PROBLEM DETAILS :: Your job is to retype all of the data word for word, leaving every image out.

INFORMATION PROVIDED ::
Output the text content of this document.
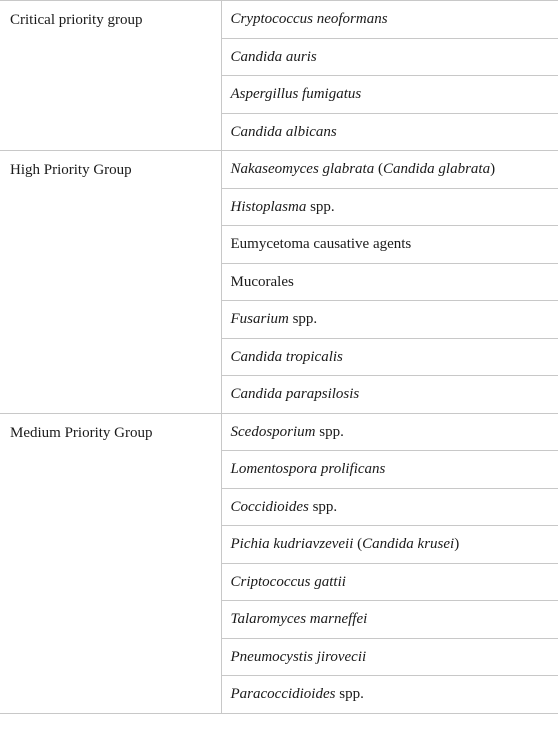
Critical priority group	Cryptococcus neoformans
	Candida auris
	Aspergillus fumigatus
	Candida albicans
High Priority Group	Nakaseomyces glabrata (Candida glabrata)
	Histoplasma spp.
	Eumycetoma causative agents
	Mucorales
	Fusarium spp.
	Candida tropicalis
	Candida parapsilosis
Medium Priority Group	Scedosporium spp.
	Lomentospora prolificans
	Coccidioides spp.
	Pichia kudriavzeveii (Candida krusei)
	Criptococcus gattii
	Talaromyces marneffei
	Pneumocystis jirovecii
	Paracoccidioides spp.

SOLUTION FOR THIS TASK ::
Output the text content of this document.
Critical priority group	Cryptococcus neoformans
	Candida auris
	Aspergillus fumigatus
	Candida albicans
High Priority Group	Nakaseomyces glabrata (Candida glabrata)
	Histoplasma spp.
	Eumycetoma causative agents
	Mucorales
	Fusarium spp.
	Candida tropicalis
	Candida parapsilosis
Medium Priority Group	Scedosporium spp.
	Lomentospora prolificans
	Coccidioides spp.
	Pichia kudriavzeveii (Candida krusei)
	Criptococcus gattii
	Talaromyces marneffei
	Pneumocystis jirovecii
	Paracoccidioides spp.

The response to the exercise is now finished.